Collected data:
- - -

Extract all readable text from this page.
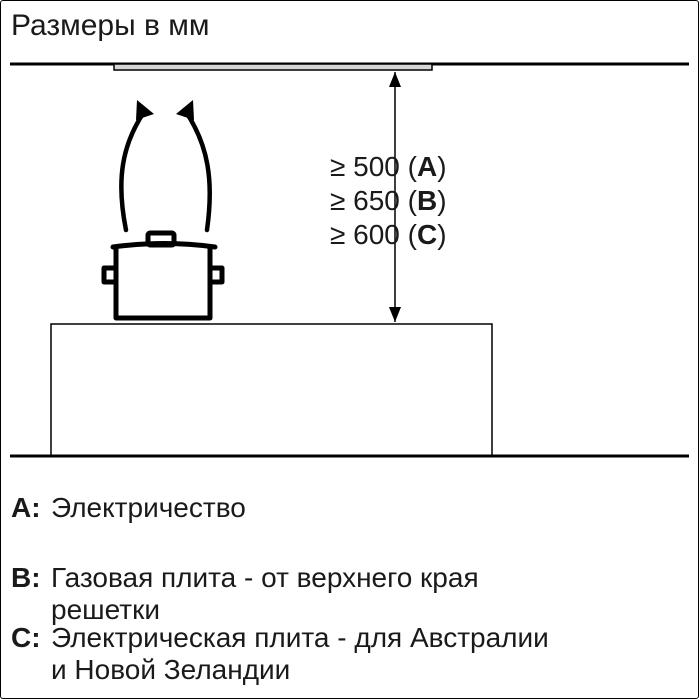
Размеры в мм
≥ 500 (A)
≥ 650 (B)
≥ 600 (C)
A: Электричество
B: Газовая плита - от верхнего края
решетки
C: Электрическая плита - для Австралии
и Новой Зеландии
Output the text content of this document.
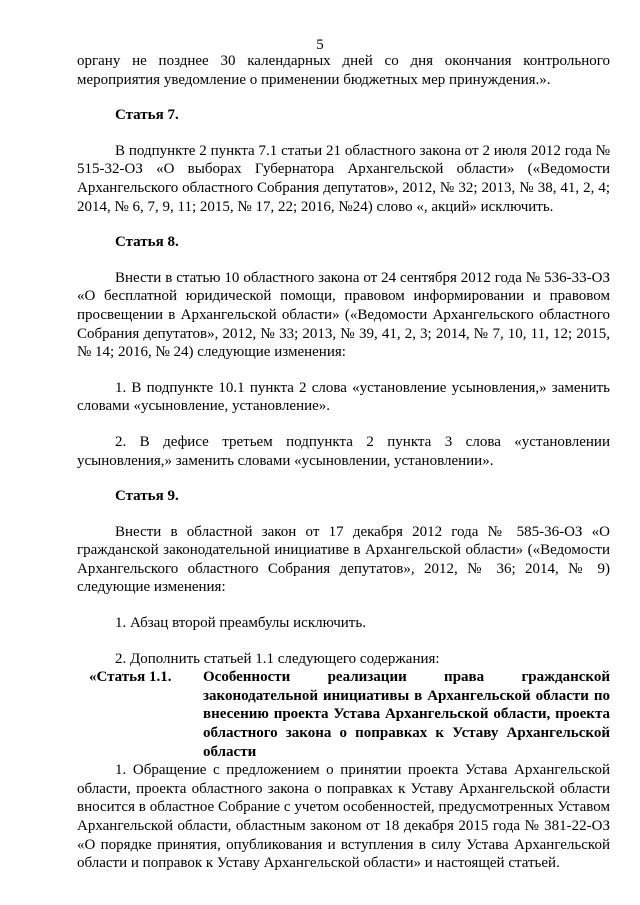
5

органу не позднее 30 календарных дней со дня окончания контрольного мероприятия уведомление о применении бюджетных мер принуждения.».

Статья 7.

В подпункте 2 пункта 7.1 статьи 21 областного закона от 2 июля 2012 года № 515-32-ОЗ «О выборах Губернатора Архангельской области» («Ведомости Архангельского областного Собрания депутатов», 2012, № 32; 2013, № 38, 41, 2, 4; 2014, № 6, 7, 9, 11; 2015, № 17, 22; 2016, №24) слово «, акций» исключить.

Статья 8.

Внести в статью 10 областного закона от 24 сентября 2012 года № 536-33-ОЗ «О бесплатной юридической помощи, правовом информировании и правовом просвещении в Архангельской области» («Ведомости Архангельского областного Собрания депутатов», 2012, № 33; 2013, № 39, 41, 2, 3; 2014, № 7, 10, 11, 12; 2015, № 14; 2016, № 24) следующие изменения:

1. В подпункте 10.1 пункта 2 слова «установление усыновления,» заменить словами «усыновление, установление».

2. В дефисе третьем подпункта 2 пункта 3 слова «установлении усыновления,» заменить словами «усыновлении, установлении».

Статья 9.

Внести в областной закон от 17 декабря 2012 года № 585-36-ОЗ «О гражданской законодательной инициативе в Архангельской области» («Ведомости Архангельского областного Собрания депутатов», 2012, № 36; 2014, № 9) следующие изменения:

1. Абзац второй преамбулы исключить.

2. Дополнить статьей 1.1 следующего содержания:

«Статья 1.1.	Особенности реализации права гражданской законодательной инициативы в Архангельской области по внесению проекта Устава Архангельской области, проекта областного закона о поправках к Уставу Архангельской области

1. Обращение с предложением о принятии проекта Устава Архангельской области, проекта областного закона о поправках к Уставу Архангельской области вносится в областное Собрание с учетом особенностей, предусмотренных Уставом Архангельской области, областным законом от 18 декабря 2015 года № 381-22-ОЗ «О порядке принятия, опубликования и вступления в силу Устава Архангельской области и поправок к Уставу Архангельской области» и настоящей статьей.
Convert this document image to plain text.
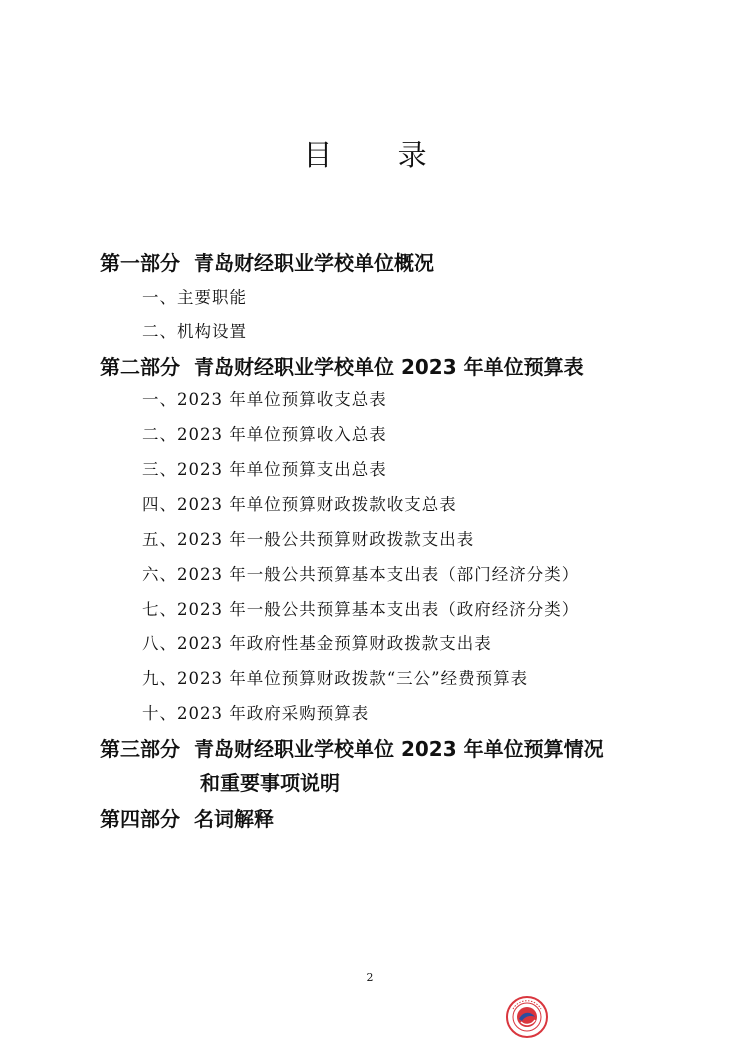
目 录
第一部分 青岛财经职业学校单位概况
一、主要职能
二、机构设置
第二部分 青岛财经职业学校单位 2023 年单位预算表
一、2023 年单位预算收支总表
二、2023 年单位预算收入总表
三、2023 年单位预算支出总表
四、2023 年单位预算财政拨款收支总表
五、2023 年一般公共预算财政拨款支出表
六、2023 年一般公共预算基本支出表（部门经济分类）
七、2023 年一般公共预算基本支出表（政府经济分类）
八、2023 年政府性基金预算财政拨款支出表
九、2023 年单位预算财政拨款“三公”经费预算表
十、2023 年政府采购预算表
第三部分 青岛财经职业学校单位 2023 年单位预算情况
和重要事项说明
第四部分 名词解释
2
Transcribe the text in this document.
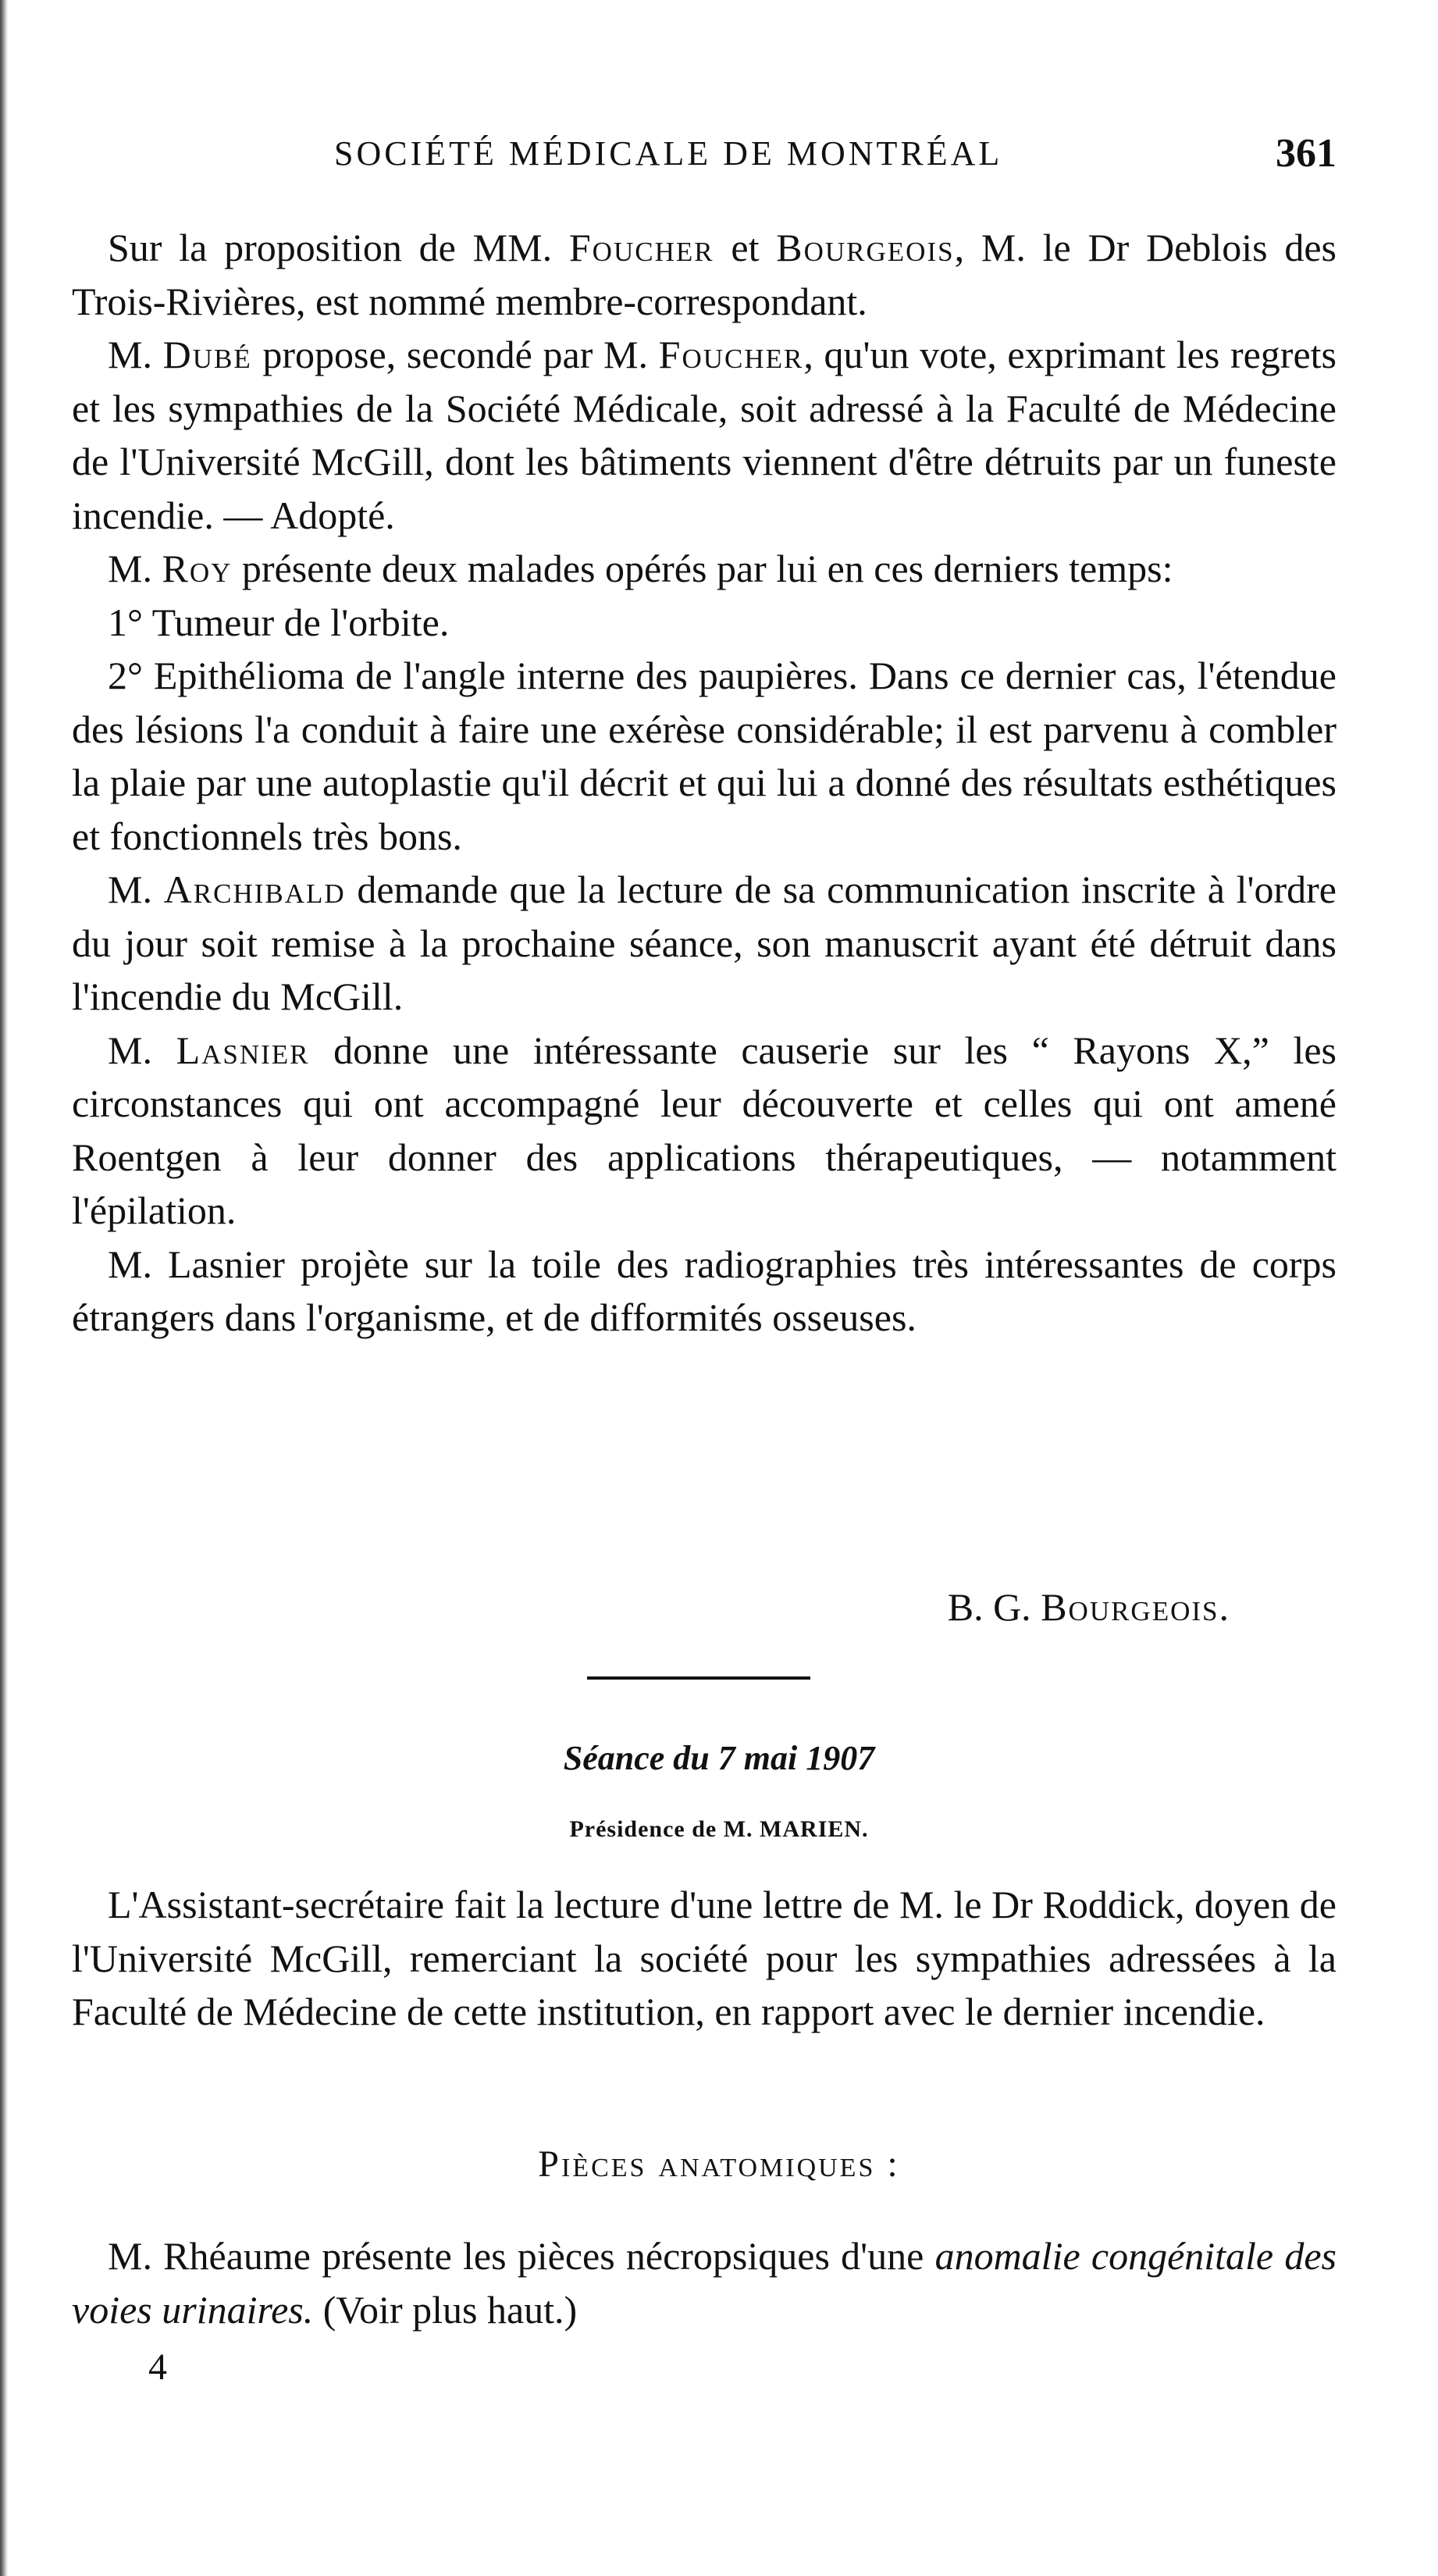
SOCIÉTÉ MÉDICALE DE MONTRÉAL	361

Sur la proposition de MM. Foucher et Bourgeois, M. le Dr Deblois des Trois-Rivières, est nommé membre-correspondant.

M. Dubé propose, secondé par M. Foucher, qu'un vote, exprimant les regrets et les sympathies de la Société Médicale, soit adressé à la Faculté de Médecine de l'Université McGill, dont les bâtiments viennent d'être détruits par un funeste incendie. — Adopté.

M. Roy présente deux malades opérés par lui en ces derniers temps:

1° Tumeur de l'orbite.

2° Epithélioma de l'angle interne des paupières. Dans ce dernier cas, l'étendue des lésions l'a conduit à faire une exérèse considérable; il est parvenu à combler la plaie par une autoplastie qu'il décrit et qui lui a donné des résultats esthétiques et fonctionnels très bons.

M. Archibald demande que la lecture de sa communication inscrite à l'ordre du jour soit remise à la prochaine séance, son manuscrit ayant été détruit dans l'incendie du McGill.

M. Lasnier donne une intéressante causerie sur les “ Rayons X,” les circonstances qui ont accompagné leur découverte et celles qui ont amené Roentgen à leur donner des applications thérapeutiques, — notamment l'épilation.

M. Lasnier projète sur la toile des radiographies très intéressantes de corps étrangers dans l'organisme, et de difformités osseuses.

B. G. Bourgeois.
Séance du 7 mai 1907
Présidence de M. MARIEN.

L'Assistant-secrétaire fait la lecture d'une lettre de M. le Dr Roddick, doyen de l'Université McGill, remerciant la société pour les sympathies adressées à la Faculté de Médecine de cette institution, en rapport avec le dernier incendie.

Pièces anatomiques :

M. Rhéaume présente les pièces nécropsiques d'une anomalie congénitale des voies urinaires. (Voir plus haut.)

4
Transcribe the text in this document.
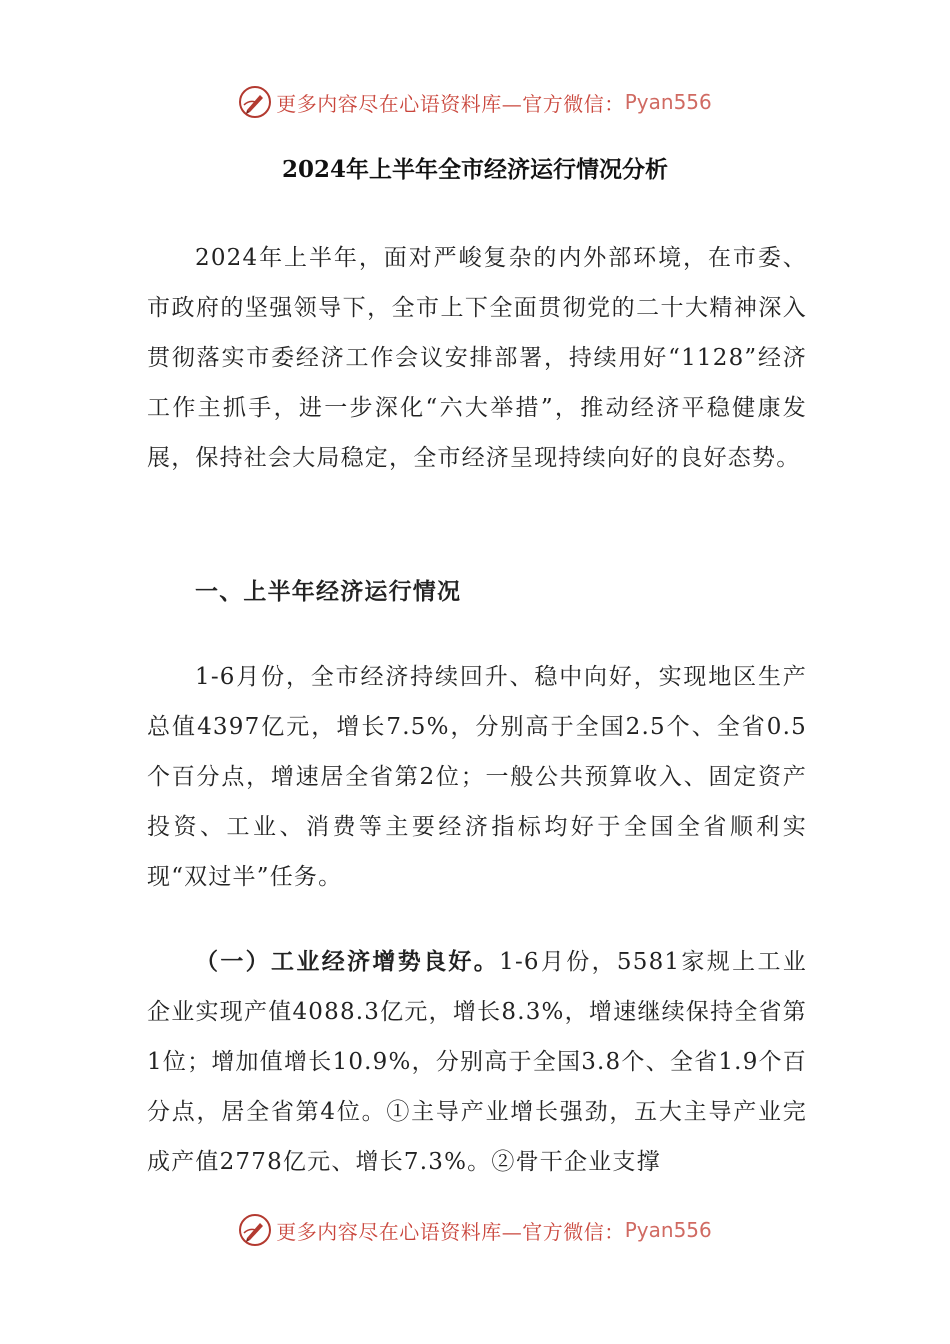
更多内容尽在心语资料库—官方微信： Pyan556
2024年上半年全市经济运行情况分析

2024年上半年，面对严峻复杂的内外部环境，在市委、市政府的坚强领导下，全市上下全面贯彻党的二十大精神深入贯彻落实市委经济工作会议安排部署，持续用好“1128”经济工作主抓手，进一步深化“六大举措”，推动经济平稳健康发展，保持社会大局稳定，全市经济呈现持续向好的良好态势。

一、上半年经济运行情况

1-6月份，全市经济持续回升、稳中向好，实现地区生产总值4397亿元，增长7.5%，分别高于全国2.5个、全省0.5个百分点，增速居全省第2位；一般公共预算收入、固定资产投资、工业、消费等主要经济指标均好于全国全省顺利实现“双过半”任务。

（一）工业经济增势良好。1-6月份，5581家规上工业企业实现产值4088.3亿元，增长8.3%，增速继续保持全省第1位；增加值增长10.9%，分别高于全国3.8个、全省1.9个百分点，居全省第4位。①主导产业增长强劲，五大主导产业完成产值2778亿元、增长7.3%。②骨干企业支撑

更多内容尽在心语资料库—官方微信： Pyan556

- - -

What is required: From the records above, pick out and copy each line holding the word "Уставу".

Answer to the task:
«Статья 1.1.	Особенности реализации права гражданской законодательной инициативы в Архангельской области по внесению проекта Устава Архангельской области, проекта областного закона о поправках к Уставу Архангельской области
1. Обращение с предложением о принятии проекта Устава Архангельской области, проекта областного закона о поправках к Уставу Архангельской области вносится в областное Собрание с учетом особенностей, предусмотренных Уставом Архангельской области, областным законом от 18 декабря 2015 года № 381-22-ОЗ «О порядке принятия, опубликования и вступления в силу Устава Архангельской области и поправок к Уставу Архангельской области» и настоящей статьей.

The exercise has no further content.